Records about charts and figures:
-- Start --

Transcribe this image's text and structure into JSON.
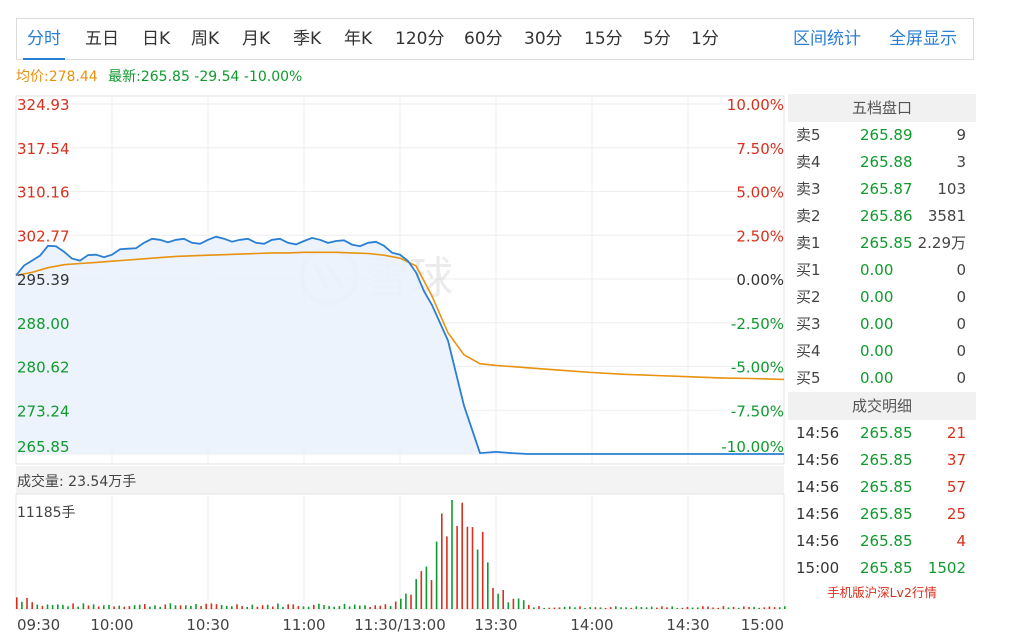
{
  "tabs": {
    "items": [
      "分时",
      "五日",
      "日K",
      "周K",
      "月K",
      "季K",
      "年K",
      "120分",
      "60分",
      "30分",
      "15分",
      "5分",
      "1分"
    ],
    "active": "分时",
    "interval_stats": "区间统计",
    "fullscreen": "全屏显示"
  },
  "price_bar": {
    "avg": "均价:278.44",
    "latest": "最新:265.85 -29.54 -10.00%"
  },
  "chart": {
    "left_ticks": [
      "324.93",
      "317.54",
      "310.16",
      "302.77",
      "295.39",
      "288.00",
      "280.62",
      "273.24",
      "265.85"
    ],
    "right_ticks": [
      "10.00%",
      "7.50%",
      "5.00%",
      "2.50%",
      "0.00%",
      "-2.50%",
      "-5.00%",
      "-7.50%",
      "-10.00%"
    ],
    "volume_label": "成交量: 23.54万手",
    "volume_axis_max": "11185手",
    "time_ticks": [
      "09:30",
      "10:00",
      "10:30",
      "11:00",
      "11:30/13:00",
      "13:30",
      "14:00",
      "14:30",
      "15:00"
    ],
    "watermark": "雪球",
    "colors": {
      "price_line": "#2a7fd4",
      "avg_line": "#e8920f",
      "up": "#d8301e",
      "down": "#109a2e",
      "area": "#eaf2fc"
    }
  },
  "chart_data": {
    "type": "line",
    "title": "",
    "x_unit": "minutes since 09:30 (trading minutes)",
    "x": [
      0,
      5,
      10,
      15,
      20,
      25,
      30,
      35,
      40,
      45,
      50,
      55,
      60,
      65,
      70,
      75,
      80,
      85,
      90,
      95,
      100,
      105,
      110,
      115,
      120,
      125,
      130,
      135,
      140,
      145,
      150,
      155,
      160,
      170,
      180,
      190,
      200,
      210,
      220,
      230,
      240
    ],
    "series": [
      {
        "values": [
          296.0,
          298.5,
          301.0,
          300.0,
          298.5,
          299.5,
          299.5,
          300.5,
          301.5,
          302.0,
          302.0,
          301.5,
          302.0,
          302.2,
          302.0,
          301.5,
          302.0,
          301.5,
          301.8,
          302.0,
          301.8,
          301.2,
          301.5,
          301.0,
          299.5,
          296.5,
          291.0,
          285.0,
          274.0,
          266.0,
          266.2,
          266.0,
          265.85,
          265.85,
          265.85,
          265.85,
          265.85,
          265.85,
          265.85,
          265.85,
          265.85
        ]
      },
      {
        "values": [
          296.0,
          296.5,
          297.3,
          297.8,
          298.0,
          298.2,
          298.4,
          298.6,
          298.8,
          299.0,
          299.2,
          299.3,
          299.4,
          299.5,
          299.6,
          299.7,
          299.8,
          299.8,
          299.9,
          299.9,
          299.9,
          299.8,
          299.7,
          299.4,
          298.9,
          297.6,
          292.5,
          286.3,
          282.6,
          281.1,
          280.8,
          280.6,
          280.4,
          280.0,
          279.6,
          279.3,
          279.1,
          278.9,
          278.7,
          278.6,
          278.44
        ]
      }
    ],
    "ylim": [
      265.85,
      324.93
    ],
    "y2lim": [
      -10.0,
      10.0
    ],
    "reference": 295.39,
    "volume_max": 11185
  },
  "order_book": {
    "title": "五档盘口",
    "asks": [
      {
        "label": "卖5",
        "price": "265.89",
        "vol": "9"
      },
      {
        "label": "卖4",
        "price": "265.88",
        "vol": "3"
      },
      {
        "label": "卖3",
        "price": "265.87",
        "vol": "103"
      },
      {
        "label": "卖2",
        "price": "265.86",
        "vol": "3581"
      },
      {
        "label": "卖1",
        "price": "265.85",
        "vol": "2.29万"
      }
    ],
    "bids": [
      {
        "label": "买1",
        "price": "0.00",
        "vol": "0"
      },
      {
        "label": "买2",
        "price": "0.00",
        "vol": "0"
      },
      {
        "label": "买3",
        "price": "0.00",
        "vol": "0"
      },
      {
        "label": "买4",
        "price": "0.00",
        "vol": "0"
      },
      {
        "label": "买5",
        "price": "0.00",
        "vol": "0"
      }
    ]
  },
  "trades": {
    "title": "成交明细",
    "items": [
      {
        "time": "14:56",
        "price": "265.85",
        "vol": "21",
        "color": "red"
      },
      {
        "time": "14:56",
        "price": "265.85",
        "vol": "37",
        "color": "red"
      },
      {
        "time": "14:56",
        "price": "265.85",
        "vol": "57",
        "color": "red"
      },
      {
        "time": "14:56",
        "price": "265.85",
        "vol": "25",
        "color": "red"
      },
      {
        "time": "14:56",
        "price": "265.85",
        "vol": "4",
        "color": "red"
      },
      {
        "time": "15:00",
        "price": "265.85",
        "vol": "1502",
        "color": "green"
      }
    ],
    "lv2_link": "手机版沪深Lv2行情"
  }
}
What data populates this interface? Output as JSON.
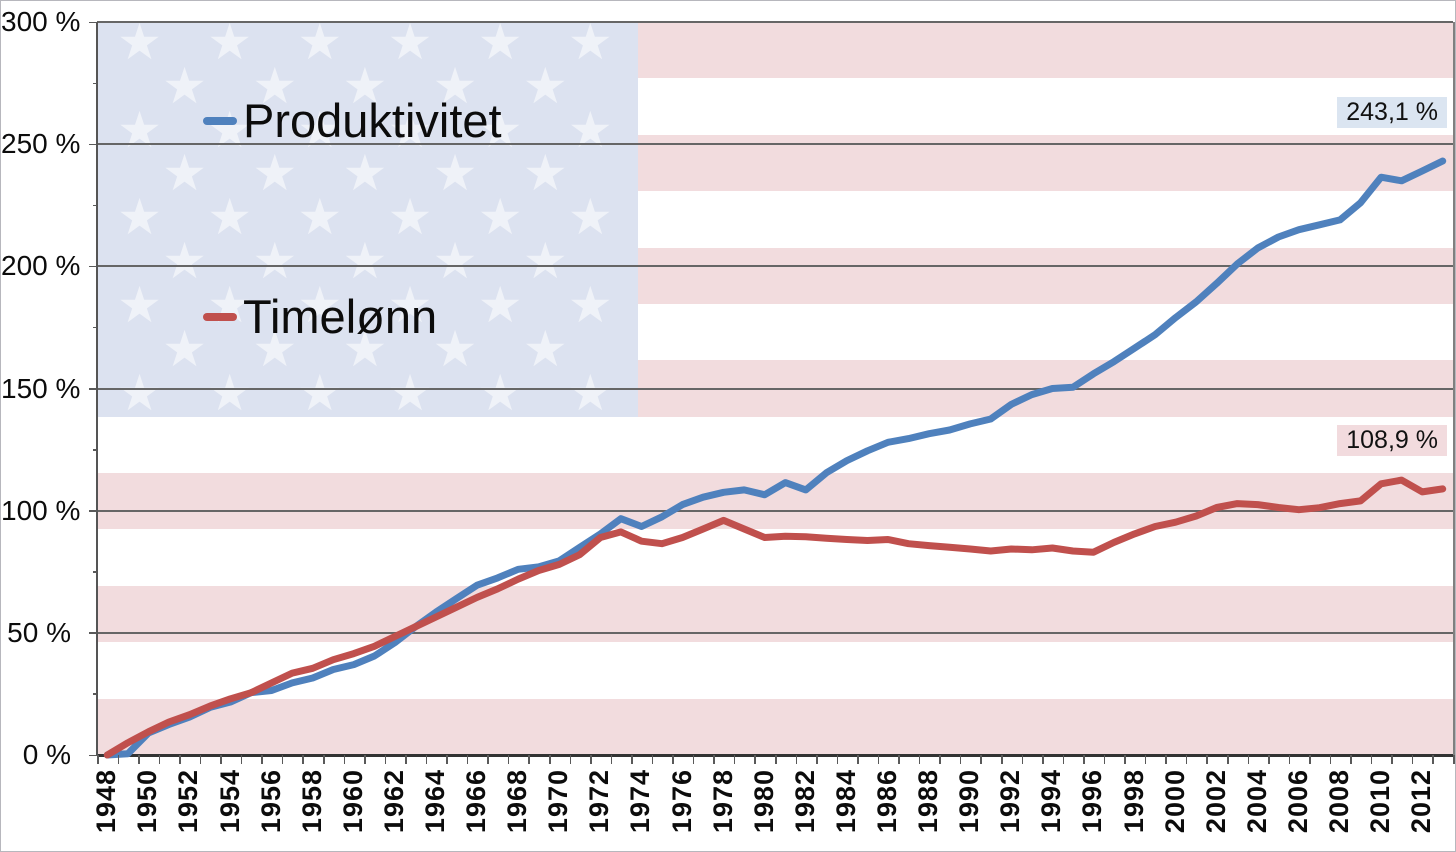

-- End --

Set problem: Copy out all the data without changing anything, and drop the pictures.

Response:
Transcribe this image's text and structure into JSON.
{
  "tabs": {
    "items": [
      "分时",
      "五日",
      "日K",
      "周K",
      "月K",
      "季K",
      "年K",
      "120分",
      "60分",
      "30分",
      "15分",
      "5分",
      "1分"
    ],
    "active": "分时",
    "interval_stats": "区间统计",
    "fullscreen": "全屏显示"
  },
  "price_bar": {
    "avg": "均价:278.44",
    "latest": "最新:265.85 -29.54 -10.00%"
  },
  "chart": {
    "left_ticks": [
      "324.93",
      "317.54",
      "310.16",
      "302.77",
      "295.39",
      "288.00",
      "280.62",
      "273.24",
      "265.85"
    ],
    "right_ticks": [
      "10.00%",
      "7.50%",
      "5.00%",
      "2.50%",
      "0.00%",
      "-2.50%",
      "-5.00%",
      "-7.50%",
      "-10.00%"
    ],
    "volume_label": "成交量: 23.54万手",
    "volume_axis_max": "11185手",
    "time_ticks": [
      "09:30",
      "10:00",
      "10:30",
      "11:00",
      "11:30/13:00",
      "13:30",
      "14:00",
      "14:30",
      "15:00"
    ],
    "watermark": "雪球",
    "colors": {
      "price_line": "#2a7fd4",
      "avg_line": "#e8920f",
      "up": "#d8301e",
      "down": "#109a2e",
      "area": "#eaf2fc"
    }
  },
  "chart_data": {
    "type": "line",
    "title": "",
    "x_unit": "minutes since 09:30 (trading minutes)",
    "x": [
      0,
      5,
      10,
      15,
      20,
      25,
      30,
      35,
      40,
      45,
      50,
      55,
      60,
      65,
      70,
      75,
      80,
      85,
      90,
      95,
      100,
      105,
      110,
      115,
      120,
      125,
      130,
      135,
      140,
      145,
      150,
      155,
      160,
      170,
      180,
      190,
      200,
      210,
      220,
      230,
      240
    ],
    "series": [
      {
        "values": [
          296.0,
          298.5,
          301.0,
          300.0,
          298.5,
          299.5,
          299.5,
          300.5,
          301.5,
          302.0,
          302.0,
          301.5,
          302.0,
          302.2,
          302.0,
          301.5,
          302.0,
          301.5,
          301.8,
          302.0,
          301.8,
          301.2,
          301.5,
          301.0,
          299.5,
          296.5,
          291.0,
          285.0,
          274.0,
          266.0,
          266.2,
          266.0,
          265.85,
          265.85,
          265.85,
          265.85,
          265.85,
          265.85,
          265.85,
          265.85,
          265.85
        ]
      },
      {
        "values": [
          296.0,
          296.5,
          297.3,
          297.8,
          298.0,
          298.2,
          298.4,
          298.6,
          298.8,
          299.0,
          299.2,
          299.3,
          299.4,
          299.5,
          299.6,
          299.7,
          299.8,
          299.8,
          299.9,
          299.9,
          299.9,
          299.8,
          299.7,
          299.4,
          298.9,
          297.6,
          292.5,
          286.3,
          282.6,
          281.1,
          280.8,
          280.6,
          280.4,
          280.0,
          279.6,
          279.3,
          279.1,
          278.9,
          278.7,
          278.6,
          278.44
        ]
      }
    ],
    "ylim": [
      265.85,
      324.93
    ],
    "y2lim": [
      -10.0,
      10.0
    ],
    "reference": 295.39,
    "volume_max": 11185
  },
  "order_book": {
    "title": "五档盘口",
    "asks": [
      {
        "label": "卖5",
        "price": "265.89",
        "vol": "9"
      },
      {
        "label": "卖4",
        "price": "265.88",
        "vol": "3"
      },
      {
        "label": "卖3",
        "price": "265.87",
        "vol": "103"
      },
      {
        "label": "卖2",
        "price": "265.86",
        "vol": "3581"
      },
      {
        "label": "卖1",
        "price": "265.85",
        "vol": "2.29万"
      }
    ],
    "bids": [
      {
        "label": "买1",
        "price": "0.00",
        "vol": "0"
      },
      {
        "label": "买2",
        "price": "0.00",
        "vol": "0"
      },
      {
        "label": "买3",
        "price": "0.00",
        "vol": "0"
      },
      {
        "label": "买4",
        "price": "0.00",
        "vol": "0"
      },
      {
        "label": "买5",
        "price": "0.00",
        "vol": "0"
      }
    ]
  },
  "trades": {
    "title": "成交明细",
    "items": [
      {
        "time": "14:56",
        "price": "265.85",
        "vol": "21",
        "color": "red"
      },
      {
        "time": "14:56",
        "price": "265.85",
        "vol": "37",
        "color": "red"
      },
      {
        "time": "14:56",
        "price": "265.85",
        "vol": "57",
        "color": "red"
      },
      {
        "time": "14:56",
        "price": "265.85",
        "vol": "25",
        "color": "red"
      },
      {
        "time": "14:56",
        "price": "265.85",
        "vol": "4",
        "color": "red"
      },
      {
        "time": "15:00",
        "price": "265.85",
        "vol": "1502",
        "color": "green"
      }
    ],
    "lv2_link": "手机版沪深Lv2行情"
  }
}
What data populates this interface? Output as JSON.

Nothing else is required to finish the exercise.